> **Teks Hasil Ekstraksi**
:::::

Senin, 13 Agustus 2012

Setengah Tahun Fukushima


Direktur PLTN Fukushima Tak Gajian
Tentu saya sering menerima tamu dari Jepang. Kadang harus minta maaf karena waktu yang tersedia terlalu pagi: pukul 06.30. “Toh ini di Jepang sudah pukul 08.30,” gurau saya kepada tamu-tamu dari Jepang yang umumnya selalu serius itu.
Para tamu itu umumnya dari kalangan kelistrikan. Setelah urusan bisnis selesai, biasanya saya manfaatkan untuk menggali informasi mengenai kelistrikan di Jepang. Saya perlu belajar banyak dari para tamu dari negara maju itu. Dari mereka pulalah saya bisa terus memperbarui informasi mengenai kelanjutan nasib pembangkit listrik tenaga nuklir (PLTN) Jepang setelah terjadi peristiwa kebocoran PLTN Fukushima akibat tsunami 11 Maret lalu.

Semua PLTN di Jepang kini menjalani apa yang disebut stress test. Sebuah tes untuk mengukur tingkat ketahanan PLTN menghadapi stres besar, seperti stunami atau gempa yang besar. Tes itu masih terus berlangsung, di bawah pengawasan badan nuklir dunia. Yang tidak memenuhi syarat harus melakukan perbaikan dan dites ulang. Setelah 54 PLTN itu dinyatakan tahan terhadap stres besar, hasil tes itu kelak diberikan kepada pemerintah. Saat itulah pemerintah akan memutuskan: go atau no go.

:::::

> **Data yang Disediakan**
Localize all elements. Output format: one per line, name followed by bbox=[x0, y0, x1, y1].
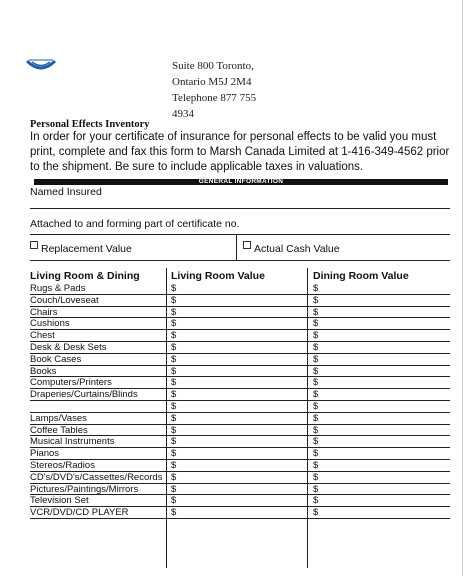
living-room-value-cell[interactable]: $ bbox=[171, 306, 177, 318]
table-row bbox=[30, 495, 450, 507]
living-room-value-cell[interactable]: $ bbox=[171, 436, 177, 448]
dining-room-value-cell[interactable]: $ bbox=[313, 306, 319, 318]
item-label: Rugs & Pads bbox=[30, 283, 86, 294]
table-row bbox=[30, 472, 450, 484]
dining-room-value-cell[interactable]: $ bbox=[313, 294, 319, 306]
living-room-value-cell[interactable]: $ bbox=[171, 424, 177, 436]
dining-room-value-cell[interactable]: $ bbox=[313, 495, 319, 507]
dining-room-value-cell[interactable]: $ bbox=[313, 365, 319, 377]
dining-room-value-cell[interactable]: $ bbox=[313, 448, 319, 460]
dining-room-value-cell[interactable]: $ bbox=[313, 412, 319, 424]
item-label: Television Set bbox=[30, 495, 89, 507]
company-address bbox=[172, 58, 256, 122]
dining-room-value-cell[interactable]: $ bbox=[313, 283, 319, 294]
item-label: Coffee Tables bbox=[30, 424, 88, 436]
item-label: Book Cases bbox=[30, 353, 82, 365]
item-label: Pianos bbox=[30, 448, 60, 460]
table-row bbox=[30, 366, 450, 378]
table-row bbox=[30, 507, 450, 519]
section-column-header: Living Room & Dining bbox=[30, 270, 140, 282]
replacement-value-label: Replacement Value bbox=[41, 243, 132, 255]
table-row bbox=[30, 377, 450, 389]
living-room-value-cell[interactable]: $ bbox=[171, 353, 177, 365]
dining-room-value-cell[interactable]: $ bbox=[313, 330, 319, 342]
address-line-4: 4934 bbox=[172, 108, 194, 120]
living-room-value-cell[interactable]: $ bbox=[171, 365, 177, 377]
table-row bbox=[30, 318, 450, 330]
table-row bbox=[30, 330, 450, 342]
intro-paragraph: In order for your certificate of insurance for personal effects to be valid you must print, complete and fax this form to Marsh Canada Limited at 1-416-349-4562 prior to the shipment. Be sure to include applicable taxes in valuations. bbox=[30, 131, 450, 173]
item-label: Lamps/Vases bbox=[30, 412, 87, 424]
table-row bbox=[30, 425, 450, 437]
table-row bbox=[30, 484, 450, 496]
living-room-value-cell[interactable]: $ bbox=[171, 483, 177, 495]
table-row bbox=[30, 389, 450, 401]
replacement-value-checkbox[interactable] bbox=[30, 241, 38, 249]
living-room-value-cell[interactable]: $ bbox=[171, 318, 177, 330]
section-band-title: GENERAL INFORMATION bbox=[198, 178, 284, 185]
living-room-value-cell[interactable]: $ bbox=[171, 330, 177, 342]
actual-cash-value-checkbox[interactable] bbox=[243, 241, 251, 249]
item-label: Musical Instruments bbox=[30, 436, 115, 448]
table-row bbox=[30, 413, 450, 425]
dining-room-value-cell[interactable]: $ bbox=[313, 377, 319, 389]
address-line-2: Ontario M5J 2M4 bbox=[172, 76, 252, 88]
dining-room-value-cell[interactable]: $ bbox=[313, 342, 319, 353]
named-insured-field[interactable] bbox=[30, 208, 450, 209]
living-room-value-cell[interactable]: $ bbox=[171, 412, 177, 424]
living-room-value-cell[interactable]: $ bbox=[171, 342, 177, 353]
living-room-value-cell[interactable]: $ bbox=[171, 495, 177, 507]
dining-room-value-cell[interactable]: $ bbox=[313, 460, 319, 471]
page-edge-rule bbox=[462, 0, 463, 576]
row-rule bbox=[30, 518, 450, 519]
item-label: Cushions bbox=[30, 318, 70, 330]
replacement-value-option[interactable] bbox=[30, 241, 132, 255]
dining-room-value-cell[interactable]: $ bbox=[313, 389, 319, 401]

:::::

> **Ketentuan Latihan**
**A.** Terjemahkan kalimat "Para tamu itu umumnya dari kalangan kelistrikan." dari teks tentang PLTN Fukushima ke dalam bahasa Inggris.
**B.** Tuliskan kembali secara persis bagian teks tentang PLTN Fukushima yang dibuka dengan kata-kata "Para tamu itu" dan ditutup dengan "11 Maret lalu.".

> **Jawaban per Tugas**
**A.** The guests generally come from the electricity sector.

**B.**
Para tamu itu umumnya dari kalangan kelistrikan. Setelah urusan bisnis selesai, biasanya saya manfaatkan untuk menggali informasi mengenai kelistrikan di Jepang. Saya perlu belajar banyak dari para tamu dari negara maju itu. Dari mereka pulalah saya bisa terus memperbarui informasi mengenai kelanjutan nasib pembangkit listrik tenaga nuklir (PLTN) Jepang setelah terjadi peristiwa kebocoran PLTN Fukushima akibat tsunami 11 Maret lalu.